## [EXERCISE GOAL]
Write out the entire listing below exactly as it appears, minus any pictures.

(Data excerpts)
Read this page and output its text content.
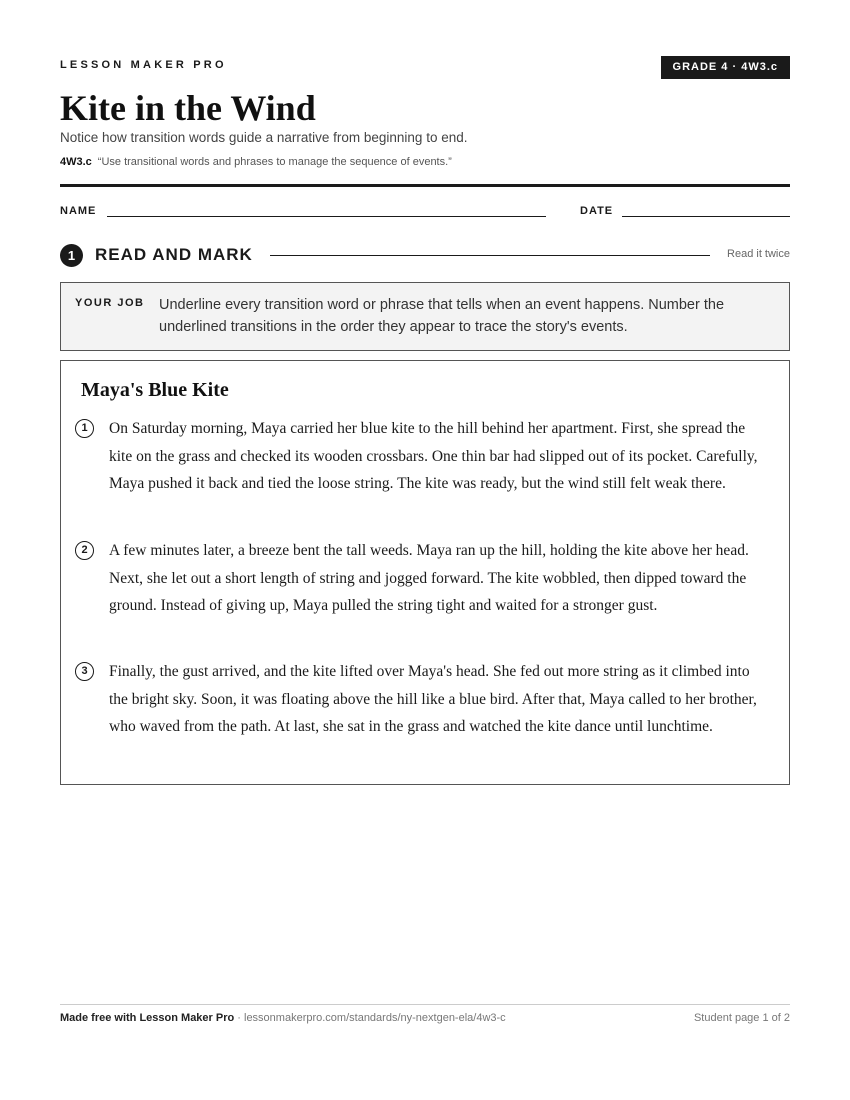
LESSON MAKER PRO	GRADE 4 · 4W3.c
Kite in the Wind

Notice how transition words guide a narrative from beginning to end.

4W3.c “Use transitional words and phrases to manage the sequence of events.”
NAME	DATE
1	READ AND MARK	Read it twice
YOUR JOB Underline every transition word or phrase that tells when an event happens. Number the underlined transitions in the order they appear to trace the story's events.
Maya's Blue Kite
1	On Saturday morning, Maya carried her blue kite to the hill behind her apartment. First, she spread the kite on the grass and checked its wooden crossbars. One thin bar had slipped out of its pocket. Carefully, Maya pushed it back and tied the loose string. The kite was ready, but the wind still felt weak there.
2	A few minutes later, a breeze bent the tall weeds. Maya ran up the hill, holding the kite above her head. Next, she let out a short length of string and jogged forward. The kite wobbled, then dipped toward the ground. Instead of giving up, Maya pulled the string tight and waited for a stronger gust.
3	Finally, the gust arrived, and the kite lifted over Maya's head. She fed out more string as it climbed into the bright sky. Soon, it was floating above the hill like a blue bird. After that, Maya called to her brother, who waved from the path. At last, she sat in the grass and watched the kite dance until lunchtime.
Made free with Lesson Maker Pro · lessonmakerpro.com/standards/ny-nextgen-ela/4w3-c	Student page 1 of 2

## [COMPLETED EXERCISE]
Read this page and output its text content.
LESSON MAKER PRO	GRADE 4 · 4W3.c
Kite in the Wind

Notice how transition words guide a narrative from beginning to end.

4W3.c “Use transitional words and phrases to manage the sequence of events.”
NAME	DATE
1	READ AND MARK	Read it twice
YOUR JOB Underline every transition word or phrase that tells when an event happens. Number the underlined transitions in the order they appear to trace the story's events.
Maya's Blue Kite
1	On Saturday morning, Maya carried her blue kite to the hill behind her apartment. First, she spread the kite on the grass and checked its wooden crossbars. One thin bar had slipped out of its pocket. Carefully, Maya pushed it back and tied the loose string. The kite was ready, but the wind still felt weak there.
2	A few minutes later, a breeze bent the tall weeds. Maya ran up the hill, holding the kite above her head. Next, she let out a short length of string and jogged forward. The kite wobbled, then dipped toward the ground. Instead of giving up, Maya pulled the string tight and waited for a stronger gust.
3	Finally, the gust arrived, and the kite lifted over Maya's head. She fed out more string as it climbed into the bright sky. Soon, it was floating above the hill like a blue bird. After that, Maya called to her brother, who waved from the path. At last, she sat in the grass and watched the kite dance until lunchtime.
Made free with Lesson Maker Pro · lessonmakerpro.com/standards/ny-nextgen-ela/4w3-c	Student page 1 of 2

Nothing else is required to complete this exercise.